| Task instructions |
Return the listing below unchanged, minus its pictures.

| Data section |
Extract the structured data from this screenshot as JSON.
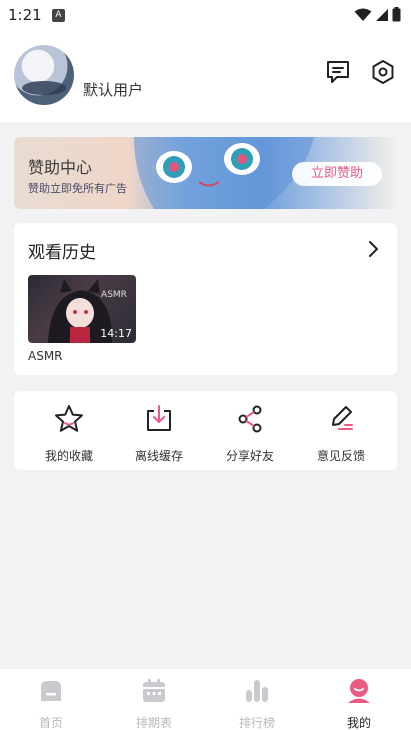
{
  "status_bar": {
    "time": "1:21",
    "app_icon": "A"
  },
  "profile": {
    "user_name": "默认用户"
  },
  "banner": {
    "title": "赞助中心",
    "subtitle": "赞助立即免所有广告",
    "button": "立即赞助"
  },
  "history": {
    "title": "观看历史",
    "items": [
      {
        "label": "ASMR",
        "duration": "14:17",
        "thumb_text": "ASMR"
      }
    ]
  },
  "actions": [
    {
      "label": "我的收藏",
      "icon": "star-icon"
    },
    {
      "label": "离线缓存",
      "icon": "download-icon"
    },
    {
      "label": "分享好友",
      "icon": "share-icon"
    },
    {
      "label": "意见反馈",
      "icon": "edit-icon"
    }
  ],
  "nav": [
    {
      "label": "首页",
      "icon": "home-icon"
    },
    {
      "label": "排期表",
      "icon": "calendar-icon"
    },
    {
      "label": "排行榜",
      "icon": "ranking-icon"
    },
    {
      "label": "我的",
      "icon": "user-icon",
      "active": true
    }
  ],
  "colors": {
    "accent": "#ea5a83",
    "inactive": "#c9c9ce"
  }
}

| The reply |
Extract the structured data from this screenshot as JSON.
{
  "status_bar": {
    "time": "1:21",
    "app_icon": "A"
  },
  "profile": {
    "user_name": "默认用户"
  },
  "banner": {
    "title": "赞助中心",
    "subtitle": "赞助立即免所有广告",
    "button": "立即赞助"
  },
  "history": {
    "title": "观看历史",
    "items": [
      {
        "label": "ASMR",
        "duration": "14:17",
        "thumb_text": "ASMR"
      }
    ]
  },
  "actions": [
    {
      "label": "我的收藏",
      "icon": "star-icon"
    },
    {
      "label": "离线缓存",
      "icon": "download-icon"
    },
    {
      "label": "分享好友",
      "icon": "share-icon"
    },
    {
      "label": "意见反馈",
      "icon": "edit-icon"
    }
  ],
  "nav": [
    {
      "label": "首页",
      "icon": "home-icon"
    },
    {
      "label": "排期表",
      "icon": "calendar-icon"
    },
    {
      "label": "排行榜",
      "icon": "ranking-icon"
    },
    {
      "label": "我的",
      "icon": "user-icon",
      "active": true
    }
  ],
  "colors": {
    "accent": "#ea5a83",
    "inactive": "#c9c9ce"
  }
}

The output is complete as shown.